What to produce: Write out the complete material exactly as it stands.
>> START The records
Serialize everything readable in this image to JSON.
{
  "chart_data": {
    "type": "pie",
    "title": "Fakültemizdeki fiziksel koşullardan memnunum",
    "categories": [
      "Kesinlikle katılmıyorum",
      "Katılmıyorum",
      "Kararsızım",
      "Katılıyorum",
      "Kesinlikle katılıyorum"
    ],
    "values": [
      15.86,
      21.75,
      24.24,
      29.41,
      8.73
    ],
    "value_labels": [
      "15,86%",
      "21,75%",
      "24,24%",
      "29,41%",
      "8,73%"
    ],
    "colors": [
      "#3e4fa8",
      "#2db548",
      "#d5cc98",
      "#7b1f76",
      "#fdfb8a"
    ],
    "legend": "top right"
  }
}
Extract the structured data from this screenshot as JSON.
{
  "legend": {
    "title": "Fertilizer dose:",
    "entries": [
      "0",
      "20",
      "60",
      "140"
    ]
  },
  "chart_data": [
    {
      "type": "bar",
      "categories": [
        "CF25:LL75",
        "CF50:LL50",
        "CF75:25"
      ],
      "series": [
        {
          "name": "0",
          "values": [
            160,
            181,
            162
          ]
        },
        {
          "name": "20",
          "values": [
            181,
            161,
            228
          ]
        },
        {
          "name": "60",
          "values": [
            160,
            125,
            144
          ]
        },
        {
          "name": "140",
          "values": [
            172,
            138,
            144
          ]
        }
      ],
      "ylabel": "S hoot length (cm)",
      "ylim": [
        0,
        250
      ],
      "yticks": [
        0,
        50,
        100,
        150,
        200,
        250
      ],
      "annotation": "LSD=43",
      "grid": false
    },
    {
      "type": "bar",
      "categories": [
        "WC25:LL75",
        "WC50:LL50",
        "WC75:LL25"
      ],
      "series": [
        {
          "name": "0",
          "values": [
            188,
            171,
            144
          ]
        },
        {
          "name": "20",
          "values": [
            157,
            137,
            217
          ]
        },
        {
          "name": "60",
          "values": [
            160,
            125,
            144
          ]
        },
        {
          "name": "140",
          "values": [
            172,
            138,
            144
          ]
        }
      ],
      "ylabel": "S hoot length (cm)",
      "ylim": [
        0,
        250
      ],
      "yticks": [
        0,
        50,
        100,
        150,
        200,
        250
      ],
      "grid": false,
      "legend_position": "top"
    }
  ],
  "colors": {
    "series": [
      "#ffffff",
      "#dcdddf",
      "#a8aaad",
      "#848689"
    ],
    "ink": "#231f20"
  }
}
>> END The records
Solved problem:
Serialize everything readable in this image to JSON.
{
  "chart_data": {
    "type": "pie",
    "title": "Fakültemizdeki fiziksel koşullardan memnunum",
    "categories": [
      "Kesinlikle katılmıyorum",
      "Katılmıyorum",
      "Kararsızım",
      "Katılıyorum",
      "Kesinlikle katılıyorum"
    ],
    "values": [
      15.86,
      21.75,
      24.24,
      29.41,
      8.73
    ],
    "value_labels": [
      "15,86%",
      "21,75%",
      "24,24%",
      "29,41%",
      "8,73%"
    ],
    "colors": [
      "#3e4fa8",
      "#2db548",
      "#d5cc98",
      "#7b1f76",
      "#fdfb8a"
    ],
    "legend": "top right"
  }
}
Extract the structured data from this screenshot as JSON.
{
  "legend": {
    "title": "Fertilizer dose:",
    "entries": [
      "0",
      "20",
      "60",
      "140"
    ]
  },
  "chart_data": [
    {
      "type": "bar",
      "categories": [
        "CF25:LL75",
        "CF50:LL50",
        "CF75:25"
      ],
      "series": [
        {
          "name": "0",
          "values": [
            160,
            181,
            162
          ]
        },
        {
          "name": "20",
          "values": [
            181,
            161,
            228
          ]
        },
        {
          "name": "60",
          "values": [
            160,
            125,
            144
          ]
        },
        {
          "name": "140",
          "values": [
            172,
            138,
            144
          ]
        }
      ],
      "ylabel": "S hoot length (cm)",
      "ylim": [
        0,
        250
      ],
      "yticks": [
        0,
        50,
        100,
        150,
        200,
        250
      ],
      "annotation": "LSD=43",
      "grid": false
    },
    {
      "type": "bar",
      "categories": [
        "WC25:LL75",
        "WC50:LL50",
        "WC75:LL25"
      ],
      "series": [
        {
          "name": "0",
          "values": [
            188,
            171,
            144
          ]
        },
        {
          "name": "20",
          "values": [
            157,
            137,
            217
          ]
        },
        {
          "name": "60",
          "values": [
            160,
            125,
            144
          ]
        },
        {
          "name": "140",
          "values": [
            172,
            138,
            144
          ]
        }
      ],
      "ylabel": "S hoot length (cm)",
      "ylim": [
        0,
        250
      ],
      "yticks": [
        0,
        50,
        100,
        150,
        200,
        250
      ],
      "grid": false,
      "legend_position": "top"
    }
  ],
  "colors": {
    "series": [
      "#ffffff",
      "#dcdddf",
      "#a8aaad",
      "#848689"
    ],
    "ink": "#231f20"
  }
}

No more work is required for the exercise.